■ To do
Copy out lines with the word "Repeat" from the material that follows.

+++ Provided information

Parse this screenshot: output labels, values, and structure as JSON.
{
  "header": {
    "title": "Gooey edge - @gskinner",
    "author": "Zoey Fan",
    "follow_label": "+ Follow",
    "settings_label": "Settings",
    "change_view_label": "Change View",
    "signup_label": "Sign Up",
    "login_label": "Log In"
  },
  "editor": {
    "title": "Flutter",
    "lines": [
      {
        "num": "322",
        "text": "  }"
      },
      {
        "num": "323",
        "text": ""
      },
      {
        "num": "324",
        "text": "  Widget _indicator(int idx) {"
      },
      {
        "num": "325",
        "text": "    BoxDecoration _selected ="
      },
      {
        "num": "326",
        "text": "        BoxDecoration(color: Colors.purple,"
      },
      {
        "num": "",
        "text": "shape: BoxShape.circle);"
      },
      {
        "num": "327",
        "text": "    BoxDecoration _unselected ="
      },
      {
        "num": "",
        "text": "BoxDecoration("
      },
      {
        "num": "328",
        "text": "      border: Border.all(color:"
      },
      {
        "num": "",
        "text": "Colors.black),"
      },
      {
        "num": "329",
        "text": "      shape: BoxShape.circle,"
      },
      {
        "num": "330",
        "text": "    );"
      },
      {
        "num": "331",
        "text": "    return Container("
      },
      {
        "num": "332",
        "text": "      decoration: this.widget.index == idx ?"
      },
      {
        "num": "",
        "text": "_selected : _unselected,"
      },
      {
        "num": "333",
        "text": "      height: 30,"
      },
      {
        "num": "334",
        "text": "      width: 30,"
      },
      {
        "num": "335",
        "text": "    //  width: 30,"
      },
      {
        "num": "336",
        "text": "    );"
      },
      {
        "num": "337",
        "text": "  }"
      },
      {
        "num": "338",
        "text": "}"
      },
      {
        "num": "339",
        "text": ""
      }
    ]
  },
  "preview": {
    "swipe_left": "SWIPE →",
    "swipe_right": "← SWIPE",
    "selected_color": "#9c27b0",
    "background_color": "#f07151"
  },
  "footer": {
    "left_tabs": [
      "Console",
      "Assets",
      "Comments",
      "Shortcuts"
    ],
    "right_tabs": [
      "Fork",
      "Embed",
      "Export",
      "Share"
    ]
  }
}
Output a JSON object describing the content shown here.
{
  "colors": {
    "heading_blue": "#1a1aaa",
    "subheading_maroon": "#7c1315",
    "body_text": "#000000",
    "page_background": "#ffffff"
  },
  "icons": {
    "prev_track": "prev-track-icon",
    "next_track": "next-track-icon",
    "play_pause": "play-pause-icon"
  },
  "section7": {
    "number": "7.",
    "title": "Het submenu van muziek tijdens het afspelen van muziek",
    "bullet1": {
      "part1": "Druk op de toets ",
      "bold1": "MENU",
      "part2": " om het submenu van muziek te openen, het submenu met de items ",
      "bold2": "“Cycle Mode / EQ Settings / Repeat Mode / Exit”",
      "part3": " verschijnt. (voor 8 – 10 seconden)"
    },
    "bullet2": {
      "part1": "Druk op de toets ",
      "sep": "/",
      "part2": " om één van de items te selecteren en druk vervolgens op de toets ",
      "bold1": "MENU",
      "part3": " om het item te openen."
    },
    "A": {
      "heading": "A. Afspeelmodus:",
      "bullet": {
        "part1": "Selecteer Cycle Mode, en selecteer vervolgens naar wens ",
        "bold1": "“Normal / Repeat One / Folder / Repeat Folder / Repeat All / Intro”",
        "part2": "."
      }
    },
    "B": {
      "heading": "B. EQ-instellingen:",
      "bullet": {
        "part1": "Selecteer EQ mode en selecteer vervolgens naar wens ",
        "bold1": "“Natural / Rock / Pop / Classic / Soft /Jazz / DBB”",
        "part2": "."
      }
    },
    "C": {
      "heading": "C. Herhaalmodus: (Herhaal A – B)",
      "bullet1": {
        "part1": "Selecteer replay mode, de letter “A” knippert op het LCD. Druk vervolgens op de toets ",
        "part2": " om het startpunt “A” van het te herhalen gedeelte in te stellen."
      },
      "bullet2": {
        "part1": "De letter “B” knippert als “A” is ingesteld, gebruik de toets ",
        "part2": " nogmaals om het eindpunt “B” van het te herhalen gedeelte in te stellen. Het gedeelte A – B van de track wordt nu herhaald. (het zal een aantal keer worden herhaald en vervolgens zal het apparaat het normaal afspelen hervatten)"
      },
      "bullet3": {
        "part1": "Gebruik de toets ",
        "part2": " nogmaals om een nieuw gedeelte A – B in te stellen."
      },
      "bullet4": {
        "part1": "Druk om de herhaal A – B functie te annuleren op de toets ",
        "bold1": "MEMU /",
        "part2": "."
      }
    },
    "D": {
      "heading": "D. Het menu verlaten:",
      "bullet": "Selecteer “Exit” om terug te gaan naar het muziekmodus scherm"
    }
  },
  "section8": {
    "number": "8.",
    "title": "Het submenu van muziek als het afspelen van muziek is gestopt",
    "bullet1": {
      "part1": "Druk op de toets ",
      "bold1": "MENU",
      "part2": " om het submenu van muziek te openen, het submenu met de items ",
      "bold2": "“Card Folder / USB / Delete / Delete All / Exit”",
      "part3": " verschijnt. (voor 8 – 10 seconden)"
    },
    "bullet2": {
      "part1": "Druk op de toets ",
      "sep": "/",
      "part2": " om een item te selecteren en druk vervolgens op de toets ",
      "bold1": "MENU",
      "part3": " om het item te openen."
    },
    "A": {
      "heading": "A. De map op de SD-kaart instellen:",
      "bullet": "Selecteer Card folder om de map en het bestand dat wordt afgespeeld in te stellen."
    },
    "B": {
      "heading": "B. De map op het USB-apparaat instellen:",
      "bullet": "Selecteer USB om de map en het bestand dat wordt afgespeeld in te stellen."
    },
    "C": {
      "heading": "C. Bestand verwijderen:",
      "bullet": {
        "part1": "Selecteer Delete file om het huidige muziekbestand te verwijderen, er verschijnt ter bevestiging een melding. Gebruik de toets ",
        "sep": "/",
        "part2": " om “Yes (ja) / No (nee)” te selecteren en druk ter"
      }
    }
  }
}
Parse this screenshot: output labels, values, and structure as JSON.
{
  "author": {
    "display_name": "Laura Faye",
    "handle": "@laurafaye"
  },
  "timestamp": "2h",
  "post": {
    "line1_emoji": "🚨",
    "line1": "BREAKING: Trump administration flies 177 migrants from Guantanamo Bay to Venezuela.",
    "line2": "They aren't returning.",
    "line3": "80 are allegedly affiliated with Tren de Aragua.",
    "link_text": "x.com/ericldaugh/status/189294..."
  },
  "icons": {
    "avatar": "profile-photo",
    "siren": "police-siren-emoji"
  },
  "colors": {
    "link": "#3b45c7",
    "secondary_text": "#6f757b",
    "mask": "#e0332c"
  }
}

++++++

■ Result for this exercise
      "bold2": "“Cycle Mode / EQ Settings / Repeat Mode / Exit”",
        "bold1": "“Normal / Repeat One / Folder / Repeat Folder / Repeat All / Intro”",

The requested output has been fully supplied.